> Set task 1
In the records, take the part that opens with the line containing "paste-icon[interactable] (11, 440, 49, 485)" and closes with the line containing "pencil-icon[interactable] (701, 134, 732, 172)", and write it out again with "refresh-icon" replaced by "reload-icon" and everything else unchanged.

> Document passage
↓

Matti Pitkanen (matpitka@pcu.helsinki.fi)
Sun, 3 Oct 1999 06:50:51 +0300 (EET DST)
On Sun, 3 Oct 1999, Hitoshi Kitada wrote:
> Dear Matti,
>
> I considered your proof and previous notes. I have a following question on the
> present proof:
>
> If u = Pu for any scattering states u, u satisfies
>
> Vu = 0
>
> by your assumption: L_0(int)P|n> = 0. (Here V = L_0(int) and u = |n>.) Then
>
> (I+X)^{-1}|n> = (I - R(z)V) u = u = |n>.
>
> (Here R(z) = (H-z)^{-1}, H=L_0(tot), z= i\epsilon in your notation.)
>
> This means there is no scattering: S = I.
I think that this is not the case.
1/(1+X), X= 1/(L_0 +ie*epsilon))*L_0(int)
operates on *"free"* state |n_0> in matrix element of the scattering
operator and L_0(int) does not annhilate it. 1/(1+X) acts like unity
only when acts on *scattering state* |n>.

↑

> Set task 2
In the email exchange about the scattering proof, on what does the reply say 1/(1+X) acts like unity?

> Data shown
↓

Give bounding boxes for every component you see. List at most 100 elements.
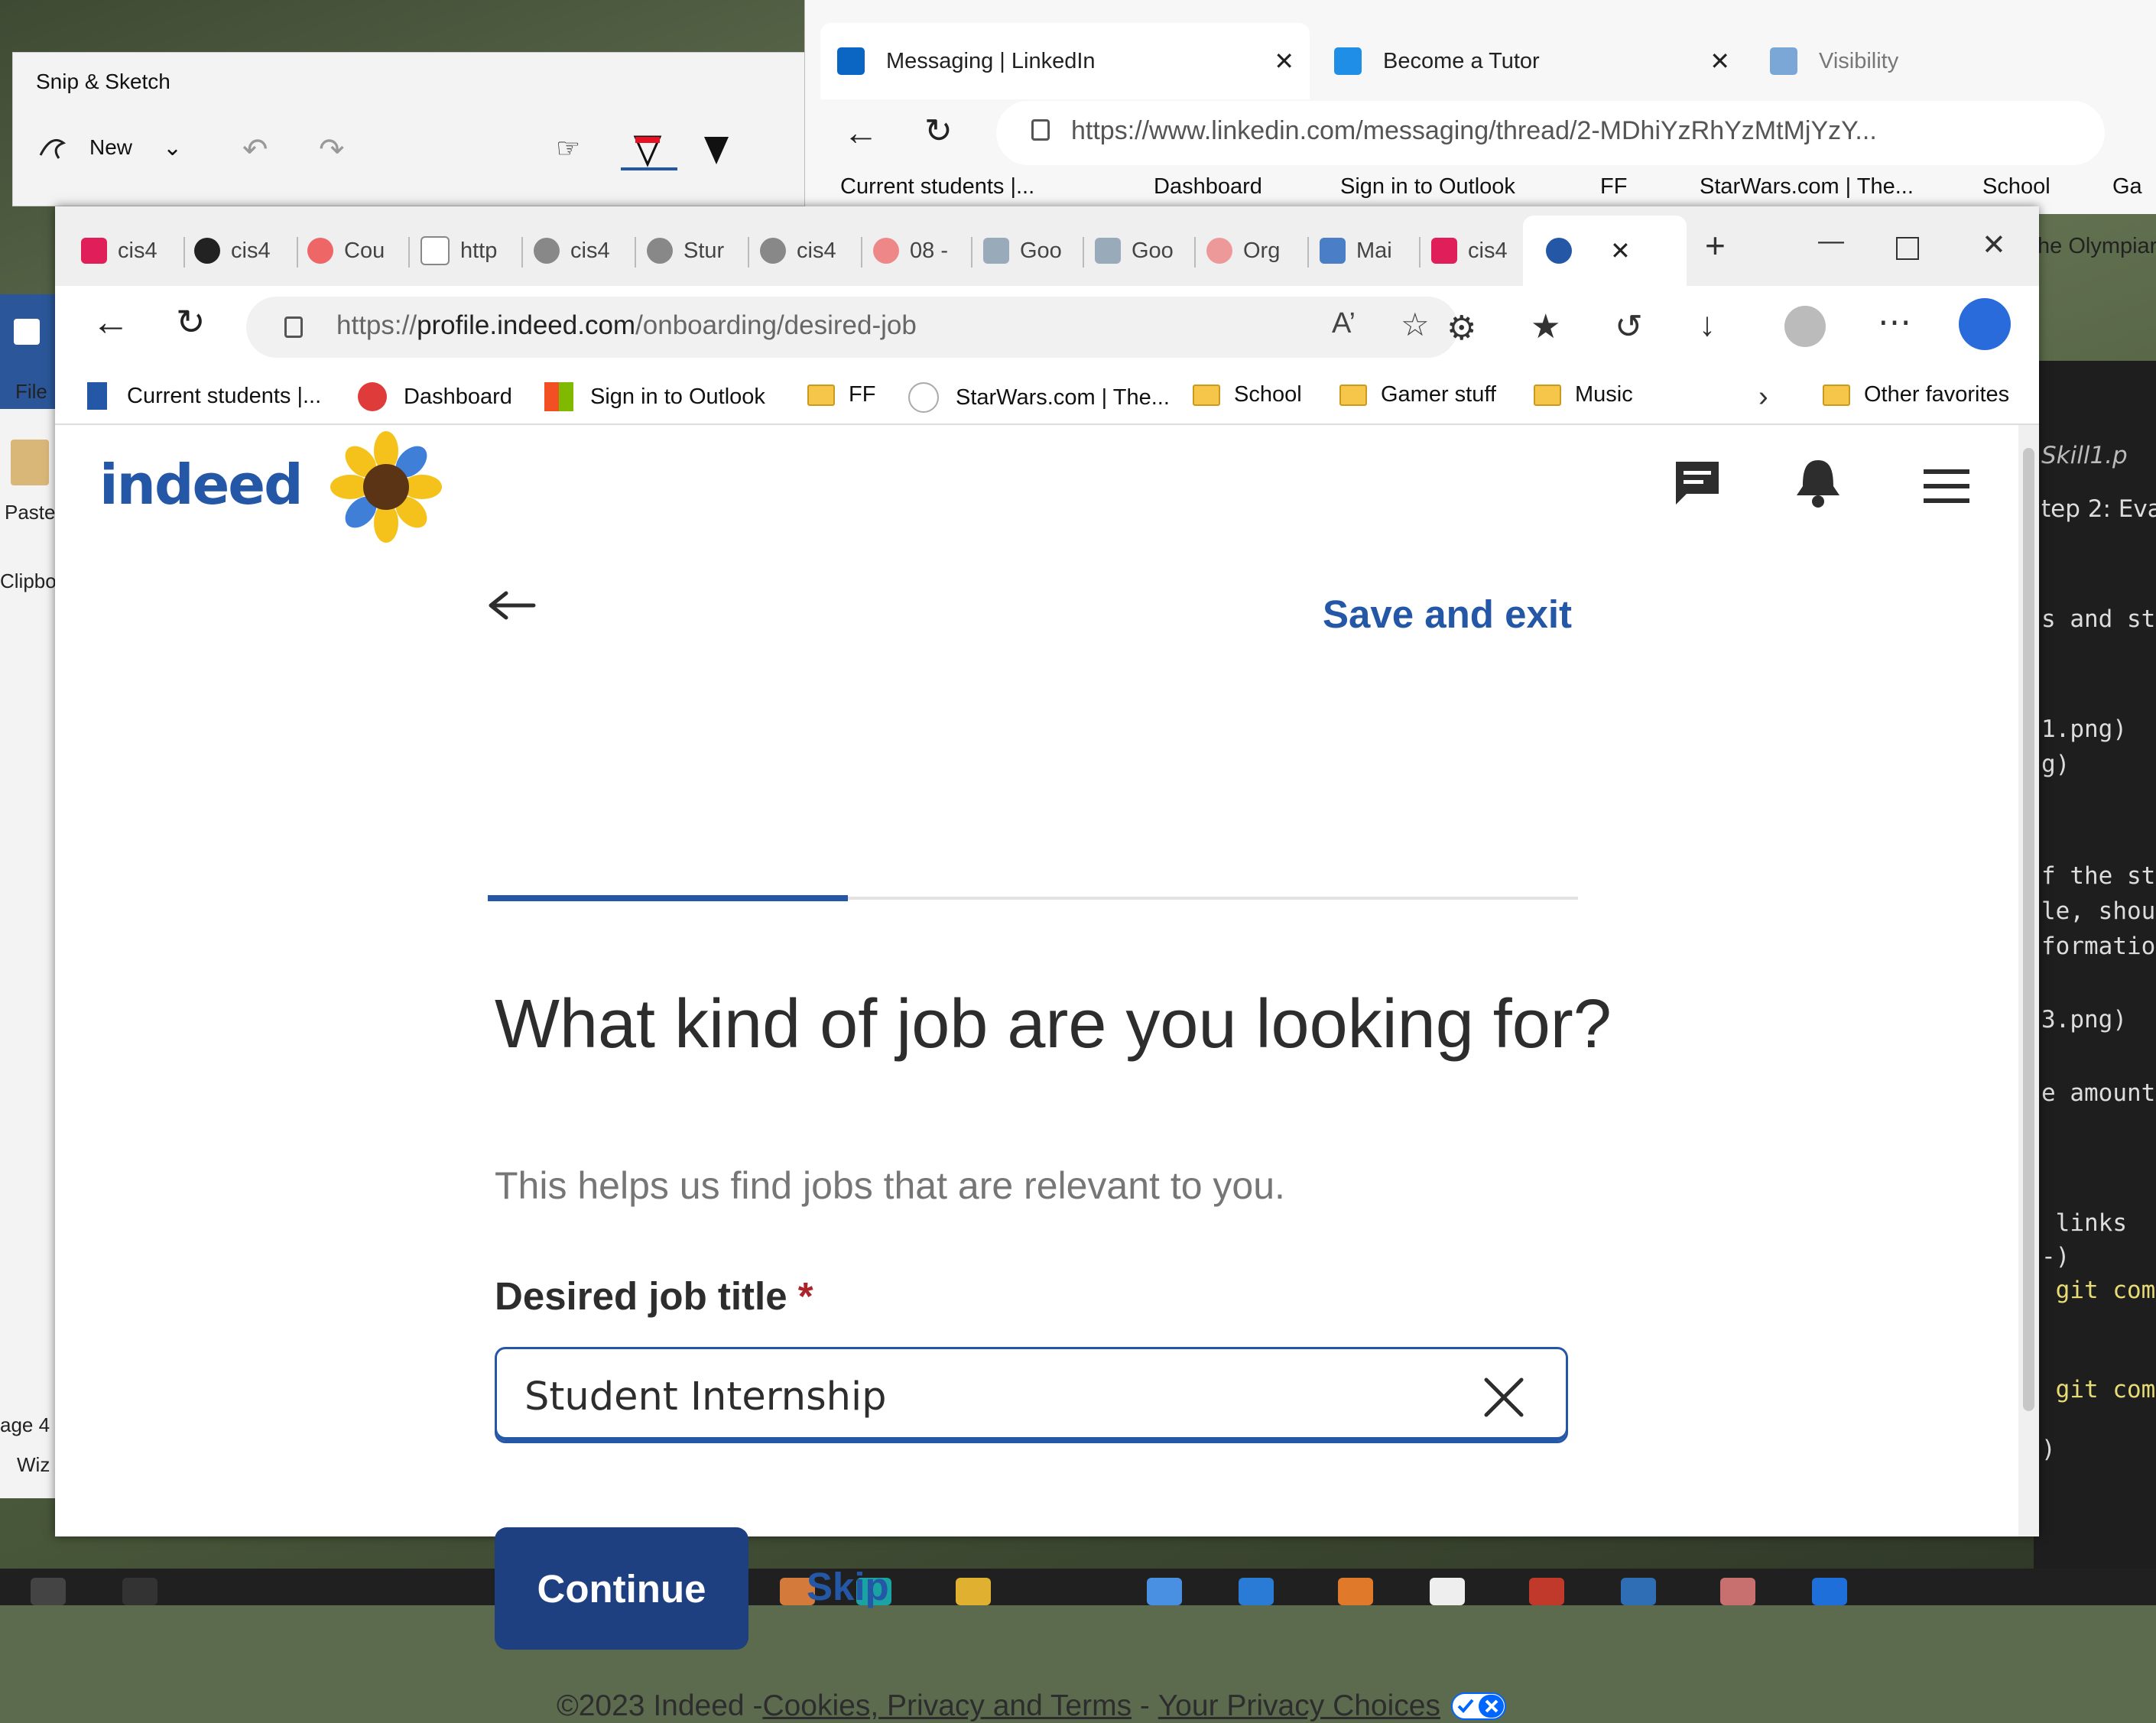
paste-icon[interactable] (11, 440, 49, 485)
indeed-logo[interactable]: indeed (99, 453, 304, 517)
cookies-privacy-link[interactable]: Cookies, Privacy and Terms (762, 1689, 1132, 1723)
tab-org[interactable]: Org (1206, 216, 1280, 286)
linkedin-address-bar[interactable]: https://www.linkedin.com/messaging/threa… (996, 101, 2105, 165)
refresh-icon[interactable]: ↻ (924, 112, 953, 151)
tab-cis4-github[interactable]: cis4 (194, 216, 271, 286)
tab-student[interactable]: Stur (647, 216, 724, 286)
back-icon[interactable]: ← (843, 112, 878, 153)
tab-google-2[interactable]: Goo (1095, 216, 1174, 286)
privacy-toggle-icon[interactable] (1450, 1692, 1506, 1720)
bookmark-dashboard[interactable]: Dashboard (1154, 174, 1262, 200)
code-line: -) (2041, 1243, 2070, 1270)
chevron-down-icon[interactable]: ⌄ (163, 135, 182, 161)
read-aloud-icon[interactable]: A’ (1332, 307, 1356, 340)
address-bar[interactable]: https://profile.indeed.com/onboarding/de… (246, 297, 1458, 358)
app-icon[interactable] (1338, 1578, 1373, 1605)
back-icon[interactable]: ← (92, 300, 130, 344)
bookmark-outlook[interactable]: Sign in to Outlook (544, 382, 765, 411)
pencil-icon[interactable] (701, 134, 732, 172)
file-explorer-icon[interactable] (956, 1578, 991, 1605)
bookmark-current-students[interactable]: Current students |... (840, 174, 1034, 200)
close-icon[interactable]: ✕ (1710, 47, 1730, 76)
bookmark-gamer-stuff[interactable]: Gamer stuff (1339, 382, 1496, 407)
sunflower-icon (329, 430, 443, 544)
close-window-icon[interactable]: ✕ (1982, 228, 2006, 262)
refresh-icon[interactable]: ↻ (176, 301, 206, 342)
job-title-field-wrapper (495, 1347, 1568, 1443)
save-icon[interactable] (14, 319, 40, 345)
app-icon[interactable] (1621, 1578, 1656, 1605)
skip-link[interactable]: Skip (807, 1564, 889, 1609)
tab-visibility[interactable]: Visibility (1753, 23, 2156, 99)
page-scrollbar[interactable] (2018, 425, 2039, 1536)
minimize-icon[interactable]: — (1818, 226, 1844, 256)
file-menu[interactable]: File (15, 380, 47, 404)
tab-http[interactable]: http (420, 216, 497, 286)
app-icon[interactable] (1430, 1578, 1465, 1605)
chevron-right-icon[interactable]: › (1758, 381, 1768, 414)
messages-icon[interactable] (1673, 459, 1722, 508)
undo-icon[interactable]: ↶ (242, 132, 268, 167)
tab-strip: cis4 cis4 Cou http cis4 Stur cis4 08 - G… (55, 206, 2039, 286)
downloads-icon[interactable]: ↓ (1699, 306, 1716, 344)
snip-new-button[interactable]: New ⌄ (36, 132, 182, 163)
more-options-icon[interactable]: ⋯ (1878, 303, 1911, 342)
bookmark-current-students[interactable]: Current students |... (87, 382, 321, 410)
code-line: g) (2041, 751, 2070, 778)
bing-copilot-icon[interactable] (1959, 298, 2011, 350)
add-favorite-icon[interactable]: ☆ (1401, 306, 1430, 343)
profile-avatar[interactable] (1784, 306, 1826, 347)
bell-icon[interactable] (1794, 456, 1843, 509)
bookmark-outlook[interactable]: Sign in to Outlook (1340, 174, 1515, 200)
ballpoint-pen-icon[interactable] (632, 134, 663, 172)
job-title-input[interactable] (523, 1369, 1443, 1424)
tab-linkedin-messaging[interactable]: Messaging | LinkedIn ✕ (820, 23, 1310, 99)
bookmark-dashboard[interactable]: Dashboard (358, 382, 512, 411)
save-and-exit-link[interactable]: Save and exit (1323, 592, 1572, 637)
tab-become-tutor[interactable]: Become a Tutor ✕ (1317, 23, 1745, 99)
touch-writing-icon[interactable]: ☞ (556, 132, 580, 164)
bookmark-starwars[interactable]: StarWars.com | The... (1700, 174, 1914, 200)
back-arrow-icon[interactable] (488, 590, 537, 621)
favorites-icon[interactable]: ★ (1531, 307, 1560, 346)
copyright-text: ©2023 Indeed - (557, 1689, 763, 1722)
tab-course[interactable]: Cou (307, 216, 385, 286)
tab-mail[interactable]: Mai (1320, 216, 1392, 286)
history-icon[interactable]: ↺ (1615, 307, 1643, 346)
tab-cis4-slack[interactable]: cis4 (81, 216, 157, 286)
tab-cis4-slack-2[interactable]: cis4 (1431, 216, 1508, 286)
bookmark-school[interactable]: School (1982, 174, 2050, 200)
app-icon[interactable] (1147, 1578, 1182, 1605)
app-icon[interactable] (1720, 1578, 1755, 1605)
maximize-icon[interactable] (1896, 237, 1919, 260)
extensions-icon[interactable]: ⚙ (1447, 309, 1476, 348)
outlook-icon[interactable] (1812, 1578, 1847, 1605)
redo-icon[interactable]: ↷ (319, 132, 345, 167)
code-line: tep 2: Evalu (2041, 495, 2156, 523)
tab-08[interactable]: 08 - (873, 216, 948, 286)
bookmark-school[interactable]: School (1193, 382, 1302, 407)
tab-cis4-github-3[interactable]: cis4 (760, 216, 836, 286)
tab-cis4-github-2[interactable]: cis4 (534, 216, 610, 286)
new-tab-icon[interactable]: + (1705, 225, 1726, 266)
search-icon[interactable] (122, 1578, 157, 1605)
scrollbar-thumb[interactable] (2023, 448, 2034, 1411)
tab-google-1[interactable]: Goo (983, 216, 1062, 286)
tab-indeed-active[interactable]: ✕ (1523, 216, 1687, 286)
bookmark-starwars[interactable]: StarWars.com | The... (908, 382, 1170, 413)
clear-input-icon[interactable] (1483, 1377, 1524, 1418)
close-icon[interactable]: ✕ (1610, 236, 1631, 265)
bookmark-ff[interactable]: FF (1600, 174, 1627, 200)
bookmark-ga[interactable]: Ga (2112, 174, 2142, 200)
editor-tab[interactable]: Skill1.p (2041, 442, 2128, 469)
vscode-icon[interactable] (1239, 1578, 1274, 1605)
continue-button[interactable]: Continue (495, 1527, 748, 1650)
start-icon[interactable] (31, 1578, 66, 1605)
bookmark-music[interactable]: Music (1534, 382, 1633, 407)
bookmark-ff[interactable]: FF (807, 382, 875, 407)
privacy-choices-link[interactable]: Your Privacy Choices (1158, 1689, 1440, 1723)
bookmark-other-favorites[interactable]: Other favorites (1823, 382, 2009, 407)
hamburger-menu-icon[interactable] (1924, 469, 1969, 503)
close-icon[interactable]: ✕ (1274, 47, 1294, 76)
app-icon[interactable] (1529, 1578, 1564, 1605)
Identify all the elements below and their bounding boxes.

↑

> Exercise response 1
paste-icon[interactable] (11, 440, 49, 485)
indeed-logo[interactable]: indeed (99, 453, 304, 517)
cookies-privacy-link[interactable]: Cookies, Privacy and Terms (762, 1689, 1132, 1723)
tab-org[interactable]: Org (1206, 216, 1280, 286)
linkedin-address-bar[interactable]: https://www.linkedin.com/messaging/threa… (996, 101, 2105, 165)
reload-icon[interactable]: ↻ (924, 112, 953, 151)
tab-cis4-github[interactable]: cis4 (194, 216, 271, 286)
tab-student[interactable]: Stur (647, 216, 724, 286)
back-icon[interactable]: ← (843, 112, 878, 153)
tab-google-2[interactable]: Goo (1095, 216, 1174, 286)
privacy-toggle-icon[interactable] (1450, 1692, 1506, 1720)
bookmark-dashboard[interactable]: Dashboard (1154, 174, 1262, 200)
code-line: -) (2041, 1243, 2070, 1270)
chevron-down-icon[interactable]: ⌄ (163, 135, 182, 161)
read-aloud-icon[interactable]: A’ (1332, 307, 1356, 340)
address-bar[interactable]: https://profile.indeed.com/onboarding/de… (246, 297, 1458, 358)
app-icon[interactable] (1338, 1578, 1373, 1605)
back-icon[interactable]: ← (92, 300, 130, 344)
bookmark-outlook[interactable]: Sign in to Outlook (544, 382, 765, 411)
pencil-icon[interactable] (701, 134, 732, 172)

> Exercise response 2
It acts like unity only when it acts on the scattering state |n>.